[A run of records]
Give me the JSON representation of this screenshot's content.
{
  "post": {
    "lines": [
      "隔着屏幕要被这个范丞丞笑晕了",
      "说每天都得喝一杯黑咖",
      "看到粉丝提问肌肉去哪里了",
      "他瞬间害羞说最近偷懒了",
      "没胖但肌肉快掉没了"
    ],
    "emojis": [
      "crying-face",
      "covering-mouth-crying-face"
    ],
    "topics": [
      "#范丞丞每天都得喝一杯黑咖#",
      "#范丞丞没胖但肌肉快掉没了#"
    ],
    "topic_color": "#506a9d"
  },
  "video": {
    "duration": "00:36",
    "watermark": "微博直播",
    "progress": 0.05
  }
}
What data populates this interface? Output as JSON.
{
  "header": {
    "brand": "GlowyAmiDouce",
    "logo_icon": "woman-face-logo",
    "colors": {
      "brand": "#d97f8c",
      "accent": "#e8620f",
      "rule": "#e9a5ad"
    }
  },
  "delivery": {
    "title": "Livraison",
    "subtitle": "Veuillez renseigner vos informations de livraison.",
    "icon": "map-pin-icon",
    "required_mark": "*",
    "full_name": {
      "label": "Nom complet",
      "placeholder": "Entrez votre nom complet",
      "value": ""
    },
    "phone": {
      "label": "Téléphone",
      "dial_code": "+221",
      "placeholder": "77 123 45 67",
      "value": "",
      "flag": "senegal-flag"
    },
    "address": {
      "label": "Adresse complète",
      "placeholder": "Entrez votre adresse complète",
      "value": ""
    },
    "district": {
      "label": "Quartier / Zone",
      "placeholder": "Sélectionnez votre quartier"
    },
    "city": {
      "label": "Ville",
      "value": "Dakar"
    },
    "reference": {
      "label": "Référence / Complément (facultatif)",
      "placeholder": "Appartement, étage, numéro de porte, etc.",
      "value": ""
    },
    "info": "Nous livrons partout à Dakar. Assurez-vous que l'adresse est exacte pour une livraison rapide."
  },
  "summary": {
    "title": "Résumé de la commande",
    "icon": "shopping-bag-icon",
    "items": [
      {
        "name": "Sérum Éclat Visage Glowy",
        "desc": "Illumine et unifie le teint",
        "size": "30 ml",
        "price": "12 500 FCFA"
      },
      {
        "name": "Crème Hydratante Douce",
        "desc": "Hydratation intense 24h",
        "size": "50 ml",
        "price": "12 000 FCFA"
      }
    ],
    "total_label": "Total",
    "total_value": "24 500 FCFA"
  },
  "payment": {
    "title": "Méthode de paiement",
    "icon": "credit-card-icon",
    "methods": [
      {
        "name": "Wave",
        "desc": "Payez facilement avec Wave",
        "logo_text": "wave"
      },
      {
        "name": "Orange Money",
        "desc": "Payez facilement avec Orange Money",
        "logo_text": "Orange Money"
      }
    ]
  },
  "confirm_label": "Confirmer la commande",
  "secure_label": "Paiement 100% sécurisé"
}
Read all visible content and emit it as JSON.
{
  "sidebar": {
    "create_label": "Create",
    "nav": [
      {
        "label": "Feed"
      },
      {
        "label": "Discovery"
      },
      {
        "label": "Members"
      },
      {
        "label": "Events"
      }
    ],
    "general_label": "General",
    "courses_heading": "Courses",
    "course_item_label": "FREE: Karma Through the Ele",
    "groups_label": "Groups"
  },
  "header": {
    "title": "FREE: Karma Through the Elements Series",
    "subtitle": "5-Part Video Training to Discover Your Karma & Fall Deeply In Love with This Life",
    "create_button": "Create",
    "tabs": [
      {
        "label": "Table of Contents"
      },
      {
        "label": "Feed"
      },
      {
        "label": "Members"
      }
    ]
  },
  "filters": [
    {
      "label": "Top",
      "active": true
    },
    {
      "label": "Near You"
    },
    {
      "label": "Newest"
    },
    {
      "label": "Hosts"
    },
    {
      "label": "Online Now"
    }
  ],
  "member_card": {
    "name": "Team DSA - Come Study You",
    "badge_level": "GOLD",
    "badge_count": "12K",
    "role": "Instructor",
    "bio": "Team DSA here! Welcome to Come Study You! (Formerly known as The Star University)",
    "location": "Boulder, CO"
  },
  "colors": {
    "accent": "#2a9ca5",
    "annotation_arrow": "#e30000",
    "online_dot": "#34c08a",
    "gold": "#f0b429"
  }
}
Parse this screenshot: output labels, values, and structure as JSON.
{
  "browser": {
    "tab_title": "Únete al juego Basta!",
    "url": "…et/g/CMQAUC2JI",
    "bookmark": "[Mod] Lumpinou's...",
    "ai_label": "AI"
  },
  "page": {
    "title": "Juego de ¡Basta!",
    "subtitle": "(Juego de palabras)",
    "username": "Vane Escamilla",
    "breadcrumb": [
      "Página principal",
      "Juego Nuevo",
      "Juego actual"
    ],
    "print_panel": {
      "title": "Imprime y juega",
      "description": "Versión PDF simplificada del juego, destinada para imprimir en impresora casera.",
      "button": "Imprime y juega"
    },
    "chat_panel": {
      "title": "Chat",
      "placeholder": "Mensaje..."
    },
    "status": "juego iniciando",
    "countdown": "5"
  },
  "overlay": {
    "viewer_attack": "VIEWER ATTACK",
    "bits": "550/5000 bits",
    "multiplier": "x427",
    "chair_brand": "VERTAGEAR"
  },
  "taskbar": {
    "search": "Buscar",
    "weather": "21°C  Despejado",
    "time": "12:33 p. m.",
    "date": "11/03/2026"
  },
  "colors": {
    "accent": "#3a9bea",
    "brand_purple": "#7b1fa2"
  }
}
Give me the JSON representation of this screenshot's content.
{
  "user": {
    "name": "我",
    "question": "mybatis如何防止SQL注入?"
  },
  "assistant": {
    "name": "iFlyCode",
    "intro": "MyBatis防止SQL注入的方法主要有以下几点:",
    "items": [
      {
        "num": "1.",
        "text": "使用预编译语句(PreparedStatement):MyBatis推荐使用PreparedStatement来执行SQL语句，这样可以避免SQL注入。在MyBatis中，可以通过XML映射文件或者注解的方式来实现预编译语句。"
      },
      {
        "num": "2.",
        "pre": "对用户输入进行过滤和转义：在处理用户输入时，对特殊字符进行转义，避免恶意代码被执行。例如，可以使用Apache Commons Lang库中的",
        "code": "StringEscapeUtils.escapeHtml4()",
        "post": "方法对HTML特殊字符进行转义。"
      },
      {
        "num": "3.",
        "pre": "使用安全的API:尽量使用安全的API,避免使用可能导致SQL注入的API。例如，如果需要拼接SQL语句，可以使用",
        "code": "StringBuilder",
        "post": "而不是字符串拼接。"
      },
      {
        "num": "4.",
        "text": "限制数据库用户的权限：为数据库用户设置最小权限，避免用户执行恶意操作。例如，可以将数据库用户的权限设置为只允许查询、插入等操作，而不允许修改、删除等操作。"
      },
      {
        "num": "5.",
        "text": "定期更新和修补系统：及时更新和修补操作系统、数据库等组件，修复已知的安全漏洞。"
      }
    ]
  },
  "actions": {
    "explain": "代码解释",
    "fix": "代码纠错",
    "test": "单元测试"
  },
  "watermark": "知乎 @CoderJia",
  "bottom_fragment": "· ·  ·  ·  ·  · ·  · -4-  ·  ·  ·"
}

* **TASK INSTRUCTIONS**: Copy every record above exactly as it appears.

* **ANSWER TO THIS EXERCISE**:
Give me the JSON representation of this screenshot's content.
{
  "post": {
    "lines": [
      "隔着屏幕要被这个范丞丞笑晕了",
      "说每天都得喝一杯黑咖",
      "看到粉丝提问肌肉去哪里了",
      "他瞬间害羞说最近偷懒了",
      "没胖但肌肉快掉没了"
    ],
    "emojis": [
      "crying-face",
      "covering-mouth-crying-face"
    ],
    "topics": [
      "#范丞丞每天都得喝一杯黑咖#",
      "#范丞丞没胖但肌肉快掉没了#"
    ],
    "topic_color": "#506a9d"
  },
  "video": {
    "duration": "00:36",
    "watermark": "微博直播",
    "progress": 0.05
  }
}
What data populates this interface? Output as JSON.
{
  "header": {
    "brand": "GlowyAmiDouce",
    "logo_icon": "woman-face-logo",
    "colors": {
      "brand": "#d97f8c",
      "accent": "#e8620f",
      "rule": "#e9a5ad"
    }
  },
  "delivery": {
    "title": "Livraison",
    "subtitle": "Veuillez renseigner vos informations de livraison.",
    "icon": "map-pin-icon",
    "required_mark": "*",
    "full_name": {
      "label": "Nom complet",
      "placeholder": "Entrez votre nom complet",
      "value": ""
    },
    "phone": {
      "label": "Téléphone",
      "dial_code": "+221",
      "placeholder": "77 123 45 67",
      "value": "",
      "flag": "senegal-flag"
    },
    "address": {
      "label": "Adresse complète",
      "placeholder": "Entrez votre adresse complète",
      "value": ""
    },
    "district": {
      "label": "Quartier / Zone",
      "placeholder": "Sélectionnez votre quartier"
    },
    "city": {
      "label": "Ville",
      "value": "Dakar"
    },
    "reference": {
      "label": "Référence / Complément (facultatif)",
      "placeholder": "Appartement, étage, numéro de porte, etc.",
      "value": ""
    },
    "info": "Nous livrons partout à Dakar. Assurez-vous que l'adresse est exacte pour une livraison rapide."
  },
  "summary": {
    "title": "Résumé de la commande",
    "icon": "shopping-bag-icon",
    "items": [
      {
        "name": "Sérum Éclat Visage Glowy",
        "desc": "Illumine et unifie le teint",
        "size": "30 ml",
        "price": "12 500 FCFA"
      },
      {
        "name": "Crème Hydratante Douce",
        "desc": "Hydratation intense 24h",
        "size": "50 ml",
        "price": "12 000 FCFA"
      }
    ],
    "total_label": "Total",
    "total_value": "24 500 FCFA"
  },
  "payment": {
    "title": "Méthode de paiement",
    "icon": "credit-card-icon",
    "methods": [
      {
        "name": "Wave",
        "desc": "Payez facilement avec Wave",
        "logo_text": "wave"
      },
      {
        "name": "Orange Money",
        "desc": "Payez facilement avec Orange Money",
        "logo_text": "Orange Money"
      }
    ]
  },
  "confirm_label": "Confirmer la commande",
  "secure_label": "Paiement 100% sécurisé"
}
Read all visible content and emit it as JSON.
{
  "sidebar": {
    "create_label": "Create",
    "nav": [
      {
        "label": "Feed"
      },
      {
        "label": "Discovery"
      },
      {
        "label": "Members"
      },
      {
        "label": "Events"
      }
    ],
    "general_label": "General",
    "courses_heading": "Courses",
    "course_item_label": "FREE: Karma Through the Ele",
    "groups_label": "Groups"
  },
  "header": {
    "title": "FREE: Karma Through the Elements Series",
    "subtitle": "5-Part Video Training to Discover Your Karma & Fall Deeply In Love with This Life",
    "create_button": "Create",
    "tabs": [
      {
        "label": "Table of Contents"
      },
      {
        "label": "Feed"
      },
      {
        "label": "Members"
      }
    ]
  },
  "filters": [
    {
      "label": "Top",
      "active": true
    },
    {
      "label": "Near You"
    },
    {
      "label": "Newest"
    },
    {
      "label": "Hosts"
    },
    {
      "label": "Online Now"
    }
  ],
  "member_card": {
    "name": "Team DSA - Come Study You",
    "badge_level": "GOLD",
    "badge_count": "12K",
    "role": "Instructor",
    "bio": "Team DSA here! Welcome to Come Study You! (Formerly known as The Star University)",
    "location": "Boulder, CO"
  },
  "colors": {
    "accent": "#2a9ca5",
    "annotation_arrow": "#e30000",
    "online_dot": "#34c08a",
    "gold": "#f0b429"
  }
}
Parse this screenshot: output labels, values, and structure as JSON.
{
  "browser": {
    "tab_title": "Únete al juego Basta!",
    "url": "…et/g/CMQAUC2JI",
    "bookmark": "[Mod] Lumpinou's...",
    "ai_label": "AI"
  },
  "page": {
    "title": "Juego de ¡Basta!",
    "subtitle": "(Juego de palabras)",
    "username": "Vane Escamilla",
    "breadcrumb": [
      "Página principal",
      "Juego Nuevo",
      "Juego actual"
    ],
    "print_panel": {
      "title": "Imprime y juega",
      "description": "Versión PDF simplificada del juego, destinada para imprimir en impresora casera.",
      "button": "Imprime y juega"
    },
    "chat_panel": {
      "title": "Chat",
      "placeholder": "Mensaje..."
    },
    "status": "juego iniciando",
    "countdown": "5"
  },
  "overlay": {
    "viewer_attack": "VIEWER ATTACK",
    "bits": "550/5000 bits",
    "multiplier": "x427",
    "chair_brand": "VERTAGEAR"
  },
  "taskbar": {
    "search": "Buscar",
    "weather": "21°C  Despejado",
    "time": "12:33 p. m.",
    "date": "11/03/2026"
  },
  "colors": {
    "accent": "#3a9bea",
    "brand_purple": "#7b1fa2"
  }
}
Give me the JSON representation of this screenshot's content.
{
  "user": {
    "name": "我",
    "question": "mybatis如何防止SQL注入?"
  },
  "assistant": {
    "name": "iFlyCode",
    "intro": "MyBatis防止SQL注入的方法主要有以下几点:",
    "items": [
      {
        "num": "1.",
        "text": "使用预编译语句(PreparedStatement):MyBatis推荐使用PreparedStatement来执行SQL语句，这样可以避免SQL注入。在MyBatis中，可以通过XML映射文件或者注解的方式来实现预编译语句。"
      },
      {
        "num": "2.",
        "pre": "对用户输入进行过滤和转义：在处理用户输入时，对特殊字符进行转义，避免恶意代码被执行。例如，可以使用Apache Commons Lang库中的",
        "code": "StringEscapeUtils.escapeHtml4()",
        "post": "方法对HTML特殊字符进行转义。"
      },
      {
        "num": "3.",
        "pre": "使用安全的API:尽量使用安全的API,避免使用可能导致SQL注入的API。例如，如果需要拼接SQL语句，可以使用",
        "code": "StringBuilder",
        "post": "而不是字符串拼接。"
      },
      {
        "num": "4.",
        "text": "限制数据库用户的权限：为数据库用户设置最小权限，避免用户执行恶意操作。例如，可以将数据库用户的权限设置为只允许查询、插入等操作，而不允许修改、删除等操作。"
      },
      {
        "num": "5.",
        "text": "定期更新和修补系统：及时更新和修补操作系统、数据库等组件，修复已知的安全漏洞。"
      }
    ]
  },
  "actions": {
    "explain": "代码解释",
    "fix": "代码纠错",
    "test": "单元测试"
  },
  "watermark": "知乎 @CoderJia",
  "bottom_fragment": "· ·  ·  ·  ·  · ·  · -4-  ·  ·  ·"
}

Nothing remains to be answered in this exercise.